Stated goal -> Omit all pictures. Copy the rest of the material exactly.

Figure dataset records
+--

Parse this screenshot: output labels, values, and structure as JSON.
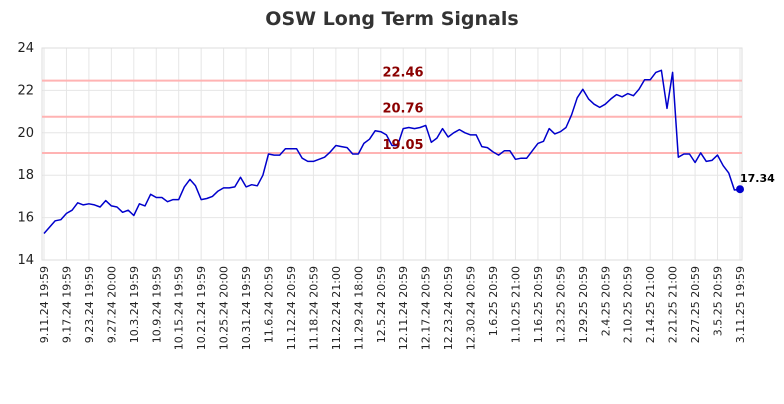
{
  "chart_data": {
    "type": "line",
    "title": "OSW Long Term Signals",
    "xlabel": "",
    "ylabel": "",
    "ylim": [
      14,
      24
    ],
    "yticks": [
      14,
      16,
      18,
      20,
      22,
      24
    ],
    "grid": true,
    "line_color": "#0000cc",
    "hline_color": "#ffb3b3",
    "hline_label_color": "#8b0000",
    "horizontal_lines": [
      {
        "value": 22.46,
        "label": "22.46"
      },
      {
        "value": 20.76,
        "label": "20.76"
      },
      {
        "value": 19.05,
        "label": "19.05"
      }
    ],
    "x_tick_labels": [
      "9.11.24 19:59",
      "9.17.24 19:59",
      "9.23.24 19:59",
      "9.27.24 20:00",
      "10.3.24 19:59",
      "10.9.24 19:59",
      "10.15.24 19:59",
      "10.21.24 19:59",
      "10.25.24 20:00",
      "10.31.24 19:59",
      "11.6.24 20:59",
      "11.12.24 20:59",
      "11.18.24 20:59",
      "11.22.24 21:00",
      "11.29.24 18:00",
      "12.5.24 20:59",
      "12.11.24 20:59",
      "12.17.24 20:59",
      "12.23.24 20:59",
      "12.30.24 20:59",
      "1.6.25 20:59",
      "1.10.25 21:00",
      "1.16.25 20:59",
      "1.23.25 20:59",
      "1.29.25 20:59",
      "2.4.25 20:59",
      "2.10.25 20:59",
      "2.14.25 21:00",
      "2.21.25 21:00",
      "2.27.25 20:59",
      "3.5.25 20:59",
      "3.11.25 19:59"
    ],
    "values": [
      15.25,
      15.55,
      15.85,
      15.9,
      16.2,
      16.35,
      16.7,
      16.6,
      16.65,
      16.6,
      16.5,
      16.8,
      16.55,
      16.5,
      16.25,
      16.35,
      16.1,
      16.65,
      16.55,
      17.1,
      16.95,
      16.95,
      16.75,
      16.85,
      16.85,
      17.45,
      17.8,
      17.5,
      16.85,
      16.9,
      17.0,
      17.25,
      17.4,
      17.4,
      17.45,
      17.9,
      17.45,
      17.55,
      17.5,
      18.0,
      19.0,
      18.95,
      18.95,
      19.25,
      19.25,
      19.25,
      18.8,
      18.65,
      18.65,
      18.75,
      18.85,
      19.1,
      19.4,
      19.35,
      19.3,
      19.0,
      19.0,
      19.5,
      19.7,
      20.1,
      20.05,
      19.9,
      19.4,
      19.4,
      20.2,
      20.25,
      20.2,
      20.25,
      20.35,
      19.55,
      19.75,
      20.2,
      19.8,
      20.0,
      20.15,
      20.0,
      19.9,
      19.9,
      19.35,
      19.3,
      19.1,
      18.95,
      19.15,
      19.15,
      18.75,
      18.8,
      18.8,
      19.15,
      19.5,
      19.6,
      20.2,
      19.95,
      20.05,
      20.25,
      20.85,
      21.65,
      22.05,
      21.6,
      21.35,
      21.2,
      21.35,
      21.6,
      21.8,
      21.7,
      21.85,
      21.75,
      22.05,
      22.5,
      22.5,
      22.85,
      22.95,
      21.15,
      22.85,
      18.85,
      19.0,
      19.0,
      18.6,
      19.05,
      18.65,
      18.7,
      18.95,
      18.45,
      18.1,
      17.3,
      17.34
    ],
    "last_value": 17.34,
    "last_value_label": "17.34"
  }
}
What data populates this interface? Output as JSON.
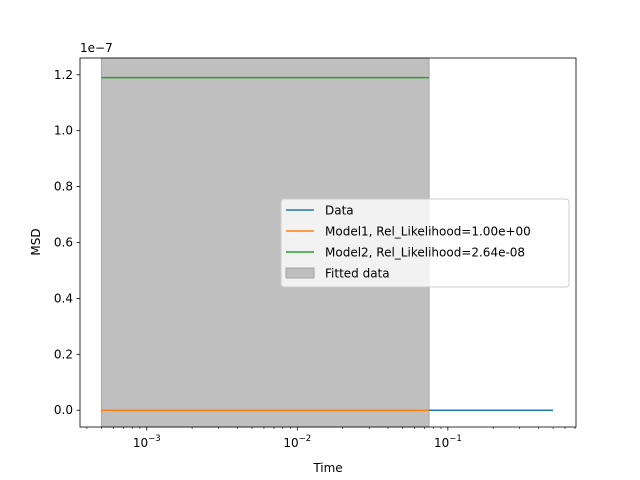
{
  "chart_data": {
    "type": "line",
    "xscale": "log",
    "xlim": [
      0.00036,
      0.71
    ],
    "ylim": [
      -0.06,
      1.26
    ],
    "y_multiplier": "1e−7",
    "xlabel": "Time",
    "ylabel": "MSD",
    "x_major_ticks": [
      {
        "value": 0.001,
        "base": "10",
        "exp": "−3"
      },
      {
        "value": 0.01,
        "base": "10",
        "exp": "−2"
      },
      {
        "value": 0.1,
        "base": "10",
        "exp": "−1"
      }
    ],
    "y_ticks": [
      {
        "value": 0.0,
        "label": "0.0"
      },
      {
        "value": 0.2,
        "label": "0.2"
      },
      {
        "value": 0.4,
        "label": "0.4"
      },
      {
        "value": 0.6,
        "label": "0.6"
      },
      {
        "value": 0.8,
        "label": "0.8"
      },
      {
        "value": 1.0,
        "label": "1.0"
      },
      {
        "value": 1.2,
        "label": "1.2"
      }
    ],
    "series": [
      {
        "name": "Data",
        "color": "#1f77b4",
        "x": [
          0.0005,
          0.5
        ],
        "y": [
          0.0,
          0.0
        ]
      },
      {
        "name": "Model1, Rel_Likelihood=1.00e+00",
        "color": "#ff7f0e",
        "x": [
          0.0005,
          0.075
        ],
        "y": [
          0.0,
          0.0
        ]
      },
      {
        "name": "Model2, Rel_Likelihood=2.64e-08",
        "color": "#2ca02c",
        "x": [
          0.0005,
          0.075
        ],
        "y": [
          1.19,
          1.19
        ]
      }
    ],
    "shaded_region": {
      "name": "Fitted data",
      "color": "#bfbfbf",
      "x": [
        0.0005,
        0.075
      ]
    },
    "grid": false,
    "legend_position": "center-right"
  }
}
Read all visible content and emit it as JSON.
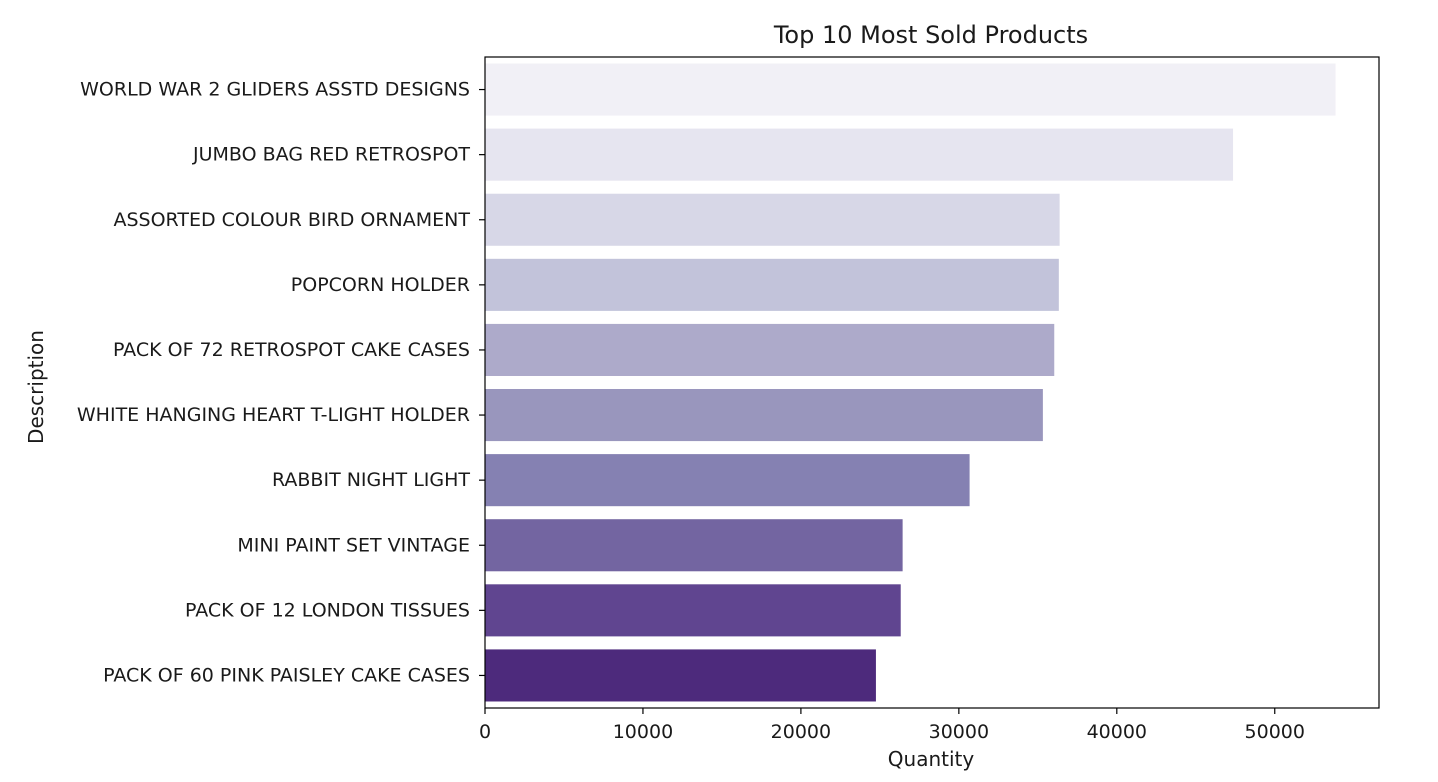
{
  "chart_data": {
    "type": "bar",
    "orientation": "horizontal",
    "title": "Top 10 Most Sold Products",
    "xlabel": "Quantity",
    "ylabel": "Description",
    "xlim": [
      0,
      56600
    ],
    "xticks": [
      0,
      10000,
      20000,
      30000,
      40000,
      50000
    ],
    "grid": false,
    "categories": [
      "WORLD WAR 2 GLIDERS ASSTD DESIGNS",
      "JUMBO BAG RED RETROSPOT",
      "ASSORTED COLOUR BIRD ORNAMENT",
      "POPCORN HOLDER",
      "PACK OF 72 RETROSPOT CAKE CASES",
      "WHITE HANGING HEART T-LIGHT HOLDER",
      "RABBIT NIGHT LIGHT",
      "MINI PAINT SET VINTAGE ",
      "PACK OF 12 LONDON TISSUES ",
      "PACK OF 60 PINK PAISLEY CAKE CASES"
    ],
    "values": [
      53850,
      47360,
      36380,
      36330,
      36040,
      35320,
      30680,
      26440,
      26320,
      24750
    ],
    "colors": [
      "#f1f0f6",
      "#e6e5f0",
      "#d7d7e7",
      "#c2c3da",
      "#adaaca",
      "#9996bd",
      "#8581b2",
      "#7365a1",
      "#604590",
      "#4d2a7c"
    ]
  }
}
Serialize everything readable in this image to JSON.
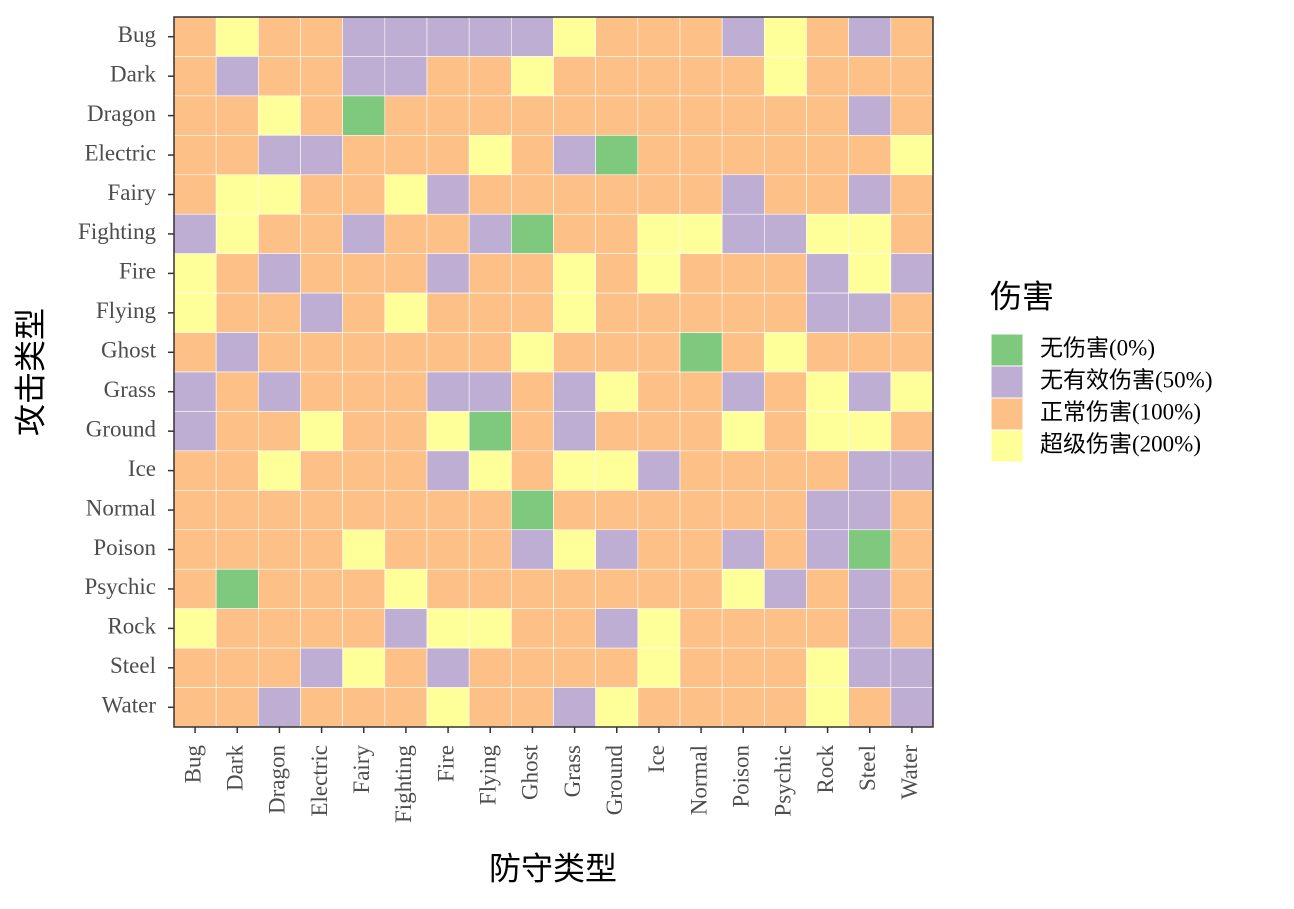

+--

Result of the task ->
Parse this screenshot: output labels, values, and structure as JSON.
{
  "chart_data": {
    "type": "line",
    "title": "OSW Long Term Signals",
    "xlabel": "",
    "ylabel": "",
    "ylim": [
      14,
      24
    ],
    "yticks": [
      14,
      16,
      18,
      20,
      22,
      24
    ],
    "grid": true,
    "line_color": "#0000cc",
    "hline_color": "#ffb3b3",
    "hline_label_color": "#8b0000",
    "horizontal_lines": [
      {
        "value": 22.46,
        "label": "22.46"
      },
      {
        "value": 20.76,
        "label": "20.76"
      },
      {
        "value": 19.05,
        "label": "19.05"
      }
    ],
    "x_tick_labels": [
      "9.11.24 19:59",
      "9.17.24 19:59",
      "9.23.24 19:59",
      "9.27.24 20:00",
      "10.3.24 19:59",
      "10.9.24 19:59",
      "10.15.24 19:59",
      "10.21.24 19:59",
      "10.25.24 20:00",
      "10.31.24 19:59",
      "11.6.24 20:59",
      "11.12.24 20:59",
      "11.18.24 20:59",
      "11.22.24 21:00",
      "11.29.24 18:00",
      "12.5.24 20:59",
      "12.11.24 20:59",
      "12.17.24 20:59",
      "12.23.24 20:59",
      "12.30.24 20:59",
      "1.6.25 20:59",
      "1.10.25 21:00",
      "1.16.25 20:59",
      "1.23.25 20:59",
      "1.29.25 20:59",
      "2.4.25 20:59",
      "2.10.25 20:59",
      "2.14.25 21:00",
      "2.21.25 21:00",
      "2.27.25 20:59",
      "3.5.25 20:59",
      "3.11.25 19:59"
    ],
    "values": [
      15.25,
      15.55,
      15.85,
      15.9,
      16.2,
      16.35,
      16.7,
      16.6,
      16.65,
      16.6,
      16.5,
      16.8,
      16.55,
      16.5,
      16.25,
      16.35,
      16.1,
      16.65,
      16.55,
      17.1,
      16.95,
      16.95,
      16.75,
      16.85,
      16.85,
      17.45,
      17.8,
      17.5,
      16.85,
      16.9,
      17.0,
      17.25,
      17.4,
      17.4,
      17.45,
      17.9,
      17.45,
      17.55,
      17.5,
      18.0,
      19.0,
      18.95,
      18.95,
      19.25,
      19.25,
      19.25,
      18.8,
      18.65,
      18.65,
      18.75,
      18.85,
      19.1,
      19.4,
      19.35,
      19.3,
      19.0,
      19.0,
      19.5,
      19.7,
      20.1,
      20.05,
      19.9,
      19.4,
      19.4,
      20.2,
      20.25,
      20.2,
      20.25,
      20.35,
      19.55,
      19.75,
      20.2,
      19.8,
      20.0,
      20.15,
      20.0,
      19.9,
      19.9,
      19.35,
      19.3,
      19.1,
      18.95,
      19.15,
      19.15,
      18.75,
      18.8,
      18.8,
      19.15,
      19.5,
      19.6,
      20.2,
      19.95,
      20.05,
      20.25,
      20.85,
      21.65,
      22.05,
      21.6,
      21.35,
      21.2,
      21.35,
      21.6,
      21.8,
      21.7,
      21.85,
      21.75,
      22.05,
      22.5,
      22.5,
      22.85,
      22.95,
      21.15,
      22.85,
      18.85,
      19.0,
      19.0,
      18.6,
      19.05,
      18.65,
      18.7,
      18.95,
      18.45,
      18.1,
      17.3,
      17.34
    ],
    "last_value": 17.34,
    "last_value_label": "17.34"
  }
}
What data populates this interface? Output as JSON.
{
  "chart_data": {
    "type": "line",
    "xscale": "log",
    "xlim": [
      0.00036,
      0.71
    ],
    "ylim": [
      -0.06,
      1.26
    ],
    "y_multiplier": "1e−7",
    "xlabel": "Time",
    "ylabel": "MSD",
    "x_major_ticks": [
      {
        "value": 0.001,
        "base": "10",
        "exp": "−3"
      },
      {
        "value": 0.01,
        "base": "10",
        "exp": "−2"
      },
      {
        "value": 0.1,
        "base": "10",
        "exp": "−1"
      }
    ],
    "y_ticks": [
      {
        "value": 0.0,
        "label": "0.0"
      },
      {
        "value": 0.2,
        "label": "0.2"
      },
      {
        "value": 0.4,
        "label": "0.4"
      },
      {
        "value": 0.6,
        "label": "0.6"
      },
      {
        "value": 0.8,
        "label": "0.8"
      },
      {
        "value": 1.0,
        "label": "1.0"
      },
      {
        "value": 1.2,
        "label": "1.2"
      }
    ],
    "series": [
      {
        "name": "Data",
        "color": "#1f77b4",
        "x": [
          0.0005,
          0.5
        ],
        "y": [
          0.0,
          0.0
        ]
      },
      {
        "name": "Model1, Rel_Likelihood=1.00e+00",
        "color": "#ff7f0e",
        "x": [
          0.0005,
          0.075
        ],
        "y": [
          0.0,
          0.0
        ]
      },
      {
        "name": "Model2, Rel_Likelihood=2.64e-08",
        "color": "#2ca02c",
        "x": [
          0.0005,
          0.075
        ],
        "y": [
          1.19,
          1.19
        ]
      }
    ],
    "shaded_region": {
      "name": "Fitted data",
      "color": "#bfbfbf",
      "x": [
        0.0005,
        0.075
      ]
    },
    "grid": false,
    "legend_position": "center-right"
  }
}
Read all visible content and emit it as JSON.
{
  "chart_data": {
    "type": "bar",
    "orientation": "horizontal",
    "title": "Top 10 Most Sold Products",
    "xlabel": "Quantity",
    "ylabel": "Description",
    "xlim": [
      0,
      56600
    ],
    "xticks": [
      0,
      10000,
      20000,
      30000,
      40000,
      50000
    ],
    "grid": false,
    "categories": [
      "WORLD WAR 2 GLIDERS ASSTD DESIGNS",
      "JUMBO BAG RED RETROSPOT",
      "ASSORTED COLOUR BIRD ORNAMENT",
      "POPCORN HOLDER",
      "PACK OF 72 RETROSPOT CAKE CASES",
      "WHITE HANGING HEART T-LIGHT HOLDER",
      "RABBIT NIGHT LIGHT",
      "MINI PAINT SET VINTAGE ",
      "PACK OF 12 LONDON TISSUES ",
      "PACK OF 60 PINK PAISLEY CAKE CASES"
    ],
    "values": [
      53850,
      47360,
      36380,
      36330,
      36040,
      35320,
      30680,
      26440,
      26320,
      24750
    ],
    "colors": [
      "#f1f0f6",
      "#e6e5f0",
      "#d7d7e7",
      "#c2c3da",
      "#adaaca",
      "#9996bd",
      "#8581b2",
      "#7365a1",
      "#604590",
      "#4d2a7c"
    ]
  }
}
Serialize everything readable in this image to JSON.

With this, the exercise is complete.